(Part of a data file)
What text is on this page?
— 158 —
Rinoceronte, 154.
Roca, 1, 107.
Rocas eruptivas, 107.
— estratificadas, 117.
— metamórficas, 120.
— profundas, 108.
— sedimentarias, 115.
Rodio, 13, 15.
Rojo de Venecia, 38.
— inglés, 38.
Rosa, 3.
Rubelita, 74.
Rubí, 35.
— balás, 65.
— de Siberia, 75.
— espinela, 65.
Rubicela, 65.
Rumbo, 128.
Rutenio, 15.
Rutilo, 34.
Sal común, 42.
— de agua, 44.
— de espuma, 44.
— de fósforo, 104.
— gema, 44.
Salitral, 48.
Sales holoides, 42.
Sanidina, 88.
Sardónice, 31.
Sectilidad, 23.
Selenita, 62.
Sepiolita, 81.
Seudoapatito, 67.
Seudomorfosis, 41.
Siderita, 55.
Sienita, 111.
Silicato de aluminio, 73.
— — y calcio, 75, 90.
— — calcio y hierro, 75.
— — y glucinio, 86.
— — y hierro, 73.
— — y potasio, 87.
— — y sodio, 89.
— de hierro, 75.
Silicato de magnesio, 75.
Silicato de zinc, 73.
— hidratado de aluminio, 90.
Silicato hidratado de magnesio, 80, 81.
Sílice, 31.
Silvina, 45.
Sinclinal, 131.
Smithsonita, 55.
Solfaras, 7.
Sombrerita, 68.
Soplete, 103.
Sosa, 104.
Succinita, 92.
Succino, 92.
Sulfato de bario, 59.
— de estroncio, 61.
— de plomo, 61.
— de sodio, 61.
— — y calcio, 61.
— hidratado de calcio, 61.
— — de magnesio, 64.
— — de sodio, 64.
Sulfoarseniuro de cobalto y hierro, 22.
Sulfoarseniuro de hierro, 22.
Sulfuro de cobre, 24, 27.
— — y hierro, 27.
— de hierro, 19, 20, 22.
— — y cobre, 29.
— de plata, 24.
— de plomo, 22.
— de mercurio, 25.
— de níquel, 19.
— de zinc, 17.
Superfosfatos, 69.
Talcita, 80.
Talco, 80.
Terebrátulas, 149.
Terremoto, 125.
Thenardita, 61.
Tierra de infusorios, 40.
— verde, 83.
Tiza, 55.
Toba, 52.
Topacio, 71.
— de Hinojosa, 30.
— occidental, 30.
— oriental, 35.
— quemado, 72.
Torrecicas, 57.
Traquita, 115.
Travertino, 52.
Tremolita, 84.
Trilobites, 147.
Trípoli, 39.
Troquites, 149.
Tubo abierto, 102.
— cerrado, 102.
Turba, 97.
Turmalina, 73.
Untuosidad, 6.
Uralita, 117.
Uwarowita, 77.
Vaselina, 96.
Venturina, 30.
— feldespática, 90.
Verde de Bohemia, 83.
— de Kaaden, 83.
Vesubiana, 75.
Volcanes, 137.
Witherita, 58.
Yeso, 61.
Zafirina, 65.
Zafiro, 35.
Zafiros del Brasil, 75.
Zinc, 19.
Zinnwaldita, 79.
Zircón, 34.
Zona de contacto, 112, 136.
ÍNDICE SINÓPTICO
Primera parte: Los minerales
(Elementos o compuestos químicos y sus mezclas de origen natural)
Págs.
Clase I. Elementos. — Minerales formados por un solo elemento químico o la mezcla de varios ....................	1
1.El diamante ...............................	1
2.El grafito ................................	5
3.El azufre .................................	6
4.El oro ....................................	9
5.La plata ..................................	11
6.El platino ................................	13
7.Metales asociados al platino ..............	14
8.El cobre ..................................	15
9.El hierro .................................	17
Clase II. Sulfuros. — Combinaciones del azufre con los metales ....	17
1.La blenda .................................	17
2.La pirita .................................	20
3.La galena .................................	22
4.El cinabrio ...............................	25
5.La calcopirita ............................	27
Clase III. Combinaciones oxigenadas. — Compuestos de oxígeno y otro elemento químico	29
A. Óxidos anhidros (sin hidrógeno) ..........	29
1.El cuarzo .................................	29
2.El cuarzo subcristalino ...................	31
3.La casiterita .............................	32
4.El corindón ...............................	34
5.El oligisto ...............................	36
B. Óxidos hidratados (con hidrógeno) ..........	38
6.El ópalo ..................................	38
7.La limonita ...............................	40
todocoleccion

Requirement - Write out the material from the first line to the last, exactly.

Output for this task -
What text is on this page?
— 158 —
Rinoceronte, 154.
Roca, 1, 107.
Rocas eruptivas, 107.
— estratificadas, 117.
— metamórficas, 120.
— profundas, 108.
— sedimentarias, 115.
Rodio, 13, 15.
Rojo de Venecia, 38.
— inglés, 38.
Rosa, 3.
Rubelita, 74.
Rubí, 35.
— balás, 65.
— de Siberia, 75.
— espinela, 65.
Rubicela, 65.
Rumbo, 128.
Rutenio, 15.
Rutilo, 34.
Sal común, 42.
— de agua, 44.
— de espuma, 44.
— de fósforo, 104.
— gema, 44.
Salitral, 48.
Sales holoides, 42.
Sanidina, 88.
Sardónice, 31.
Sectilidad, 23.
Selenita, 62.
Sepiolita, 81.
Seudoapatito, 67.
Seudomorfosis, 41.
Siderita, 55.
Sienita, 111.
Silicato de aluminio, 73.
— — y calcio, 75, 90.
— — calcio y hierro, 75.
— — y glucinio, 86.
— — y hierro, 73.
— — y potasio, 87.
— — y sodio, 89.
— de hierro, 75.
Silicato de magnesio, 75.
Silicato de zinc, 73.
— hidratado de aluminio, 90.
Silicato hidratado de magnesio, 80, 81.
Sílice, 31.
Silvina, 45.
Sinclinal, 131.
Smithsonita, 55.
Solfaras, 7.
Sombrerita, 68.
Soplete, 103.
Sosa, 104.
Succinita, 92.
Succino, 92.
Sulfato de bario, 59.
— de estroncio, 61.
— de plomo, 61.
— de sodio, 61.
— — y calcio, 61.
— hidratado de calcio, 61.
— — de magnesio, 64.
— — de sodio, 64.
Sulfoarseniuro de cobalto y hierro, 22.
Sulfoarseniuro de hierro, 22.
Sulfuro de cobre, 24, 27.
— — y hierro, 27.
— de hierro, 19, 20, 22.
— — y cobre, 29.
— de plata, 24.
— de plomo, 22.
— de mercurio, 25.
— de níquel, 19.
— de zinc, 17.
Superfosfatos, 69.
Talcita, 80.
Talco, 80.
Terebrátulas, 149.
Terremoto, 125.
Thenardita, 61.
Tierra de infusorios, 40.
— verde, 83.
Tiza, 55.
Toba, 52.
Topacio, 71.
— de Hinojosa, 30.
— occidental, 30.
— oriental, 35.
— quemado, 72.
Torrecicas, 57.
Traquita, 115.
Travertino, 52.
Tremolita, 84.
Trilobites, 147.
Trípoli, 39.
Troquites, 149.
Tubo abierto, 102.
— cerrado, 102.
Turba, 97.
Turmalina, 73.
Untuosidad, 6.
Uralita, 117.
Uwarowita, 77.
Vaselina, 96.
Venturina, 30.
— feldespática, 90.
Verde de Bohemia, 83.
— de Kaaden, 83.
Vesubiana, 75.
Volcanes, 137.
Witherita, 58.
Yeso, 61.
Zafirina, 65.
Zafiro, 35.
Zafiros del Brasil, 75.
Zinc, 19.
Zinnwaldita, 79.
Zircón, 34.
Zona de contacto, 112, 136.
ÍNDICE SINÓPTICO
Primera parte: Los minerales
(Elementos o compuestos químicos y sus mezclas de origen natural)
Págs.
Clase I. Elementos. — Minerales formados por un solo elemento químico o la mezcla de varios ....................	1
1.El diamante ...............................	1
2.El grafito ................................	5
3.El azufre .................................	6
4.El oro ....................................	9
5.La plata ..................................	11
6.El platino ................................	13
7.Metales asociados al platino ..............	14
8.El cobre ..................................	15
9.El hierro .................................	17
Clase II. Sulfuros. — Combinaciones del azufre con los metales ....	17
1.La blenda .................................	17
2.La pirita .................................	20
3.La galena .................................	22
4.El cinabrio ...............................	25
5.La calcopirita ............................	27
Clase III. Combinaciones oxigenadas. — Compuestos de oxígeno y otro elemento químico	29
A. Óxidos anhidros (sin hidrógeno) ..........	29
1.El cuarzo .................................	29
2.El cuarzo subcristalino ...................	31
3.La casiterita .............................	32
4.El corindón ...............................	34
5.El oligisto ...............................	36
B. Óxidos hidratados (con hidrógeno) ..........	38
6.El ópalo ..................................	38
7.La limonita ...............................	40
todocoleccion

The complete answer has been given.